_What is needed_
Extract all lines that hold the string "document".

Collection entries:
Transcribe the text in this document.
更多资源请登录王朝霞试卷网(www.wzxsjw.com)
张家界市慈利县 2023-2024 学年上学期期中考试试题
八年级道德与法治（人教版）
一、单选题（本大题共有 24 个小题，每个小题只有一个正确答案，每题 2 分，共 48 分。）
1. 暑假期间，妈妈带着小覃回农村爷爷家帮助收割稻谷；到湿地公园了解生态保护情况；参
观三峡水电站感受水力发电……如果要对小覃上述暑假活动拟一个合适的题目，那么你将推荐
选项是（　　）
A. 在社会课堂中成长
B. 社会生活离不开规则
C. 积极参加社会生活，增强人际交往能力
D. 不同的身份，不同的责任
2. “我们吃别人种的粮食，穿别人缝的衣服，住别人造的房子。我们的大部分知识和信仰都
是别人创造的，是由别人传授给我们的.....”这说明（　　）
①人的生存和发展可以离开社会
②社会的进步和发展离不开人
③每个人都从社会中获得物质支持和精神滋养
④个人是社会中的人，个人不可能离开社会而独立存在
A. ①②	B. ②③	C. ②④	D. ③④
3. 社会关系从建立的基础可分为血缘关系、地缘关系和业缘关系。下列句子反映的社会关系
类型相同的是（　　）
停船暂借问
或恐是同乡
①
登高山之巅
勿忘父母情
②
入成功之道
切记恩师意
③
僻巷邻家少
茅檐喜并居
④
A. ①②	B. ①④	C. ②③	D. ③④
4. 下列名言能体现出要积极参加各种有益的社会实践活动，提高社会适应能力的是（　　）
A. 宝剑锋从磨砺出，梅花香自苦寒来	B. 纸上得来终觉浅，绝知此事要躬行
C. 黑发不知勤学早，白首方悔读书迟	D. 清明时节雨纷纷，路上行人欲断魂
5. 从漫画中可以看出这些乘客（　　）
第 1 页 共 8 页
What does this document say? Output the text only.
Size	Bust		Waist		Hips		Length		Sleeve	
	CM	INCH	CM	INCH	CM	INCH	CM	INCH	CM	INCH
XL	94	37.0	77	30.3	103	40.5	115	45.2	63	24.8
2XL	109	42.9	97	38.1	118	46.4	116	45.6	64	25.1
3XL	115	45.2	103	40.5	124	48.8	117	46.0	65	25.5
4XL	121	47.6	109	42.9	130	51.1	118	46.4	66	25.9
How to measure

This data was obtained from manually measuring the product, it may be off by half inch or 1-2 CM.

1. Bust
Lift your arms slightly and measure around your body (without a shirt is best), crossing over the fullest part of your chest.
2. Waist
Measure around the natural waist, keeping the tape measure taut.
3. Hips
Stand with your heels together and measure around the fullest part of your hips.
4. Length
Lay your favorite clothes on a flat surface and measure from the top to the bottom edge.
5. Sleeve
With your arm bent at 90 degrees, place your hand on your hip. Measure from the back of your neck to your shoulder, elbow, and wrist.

_Reply_
Transcribe the text in this document.
What does this document say? Output the text only.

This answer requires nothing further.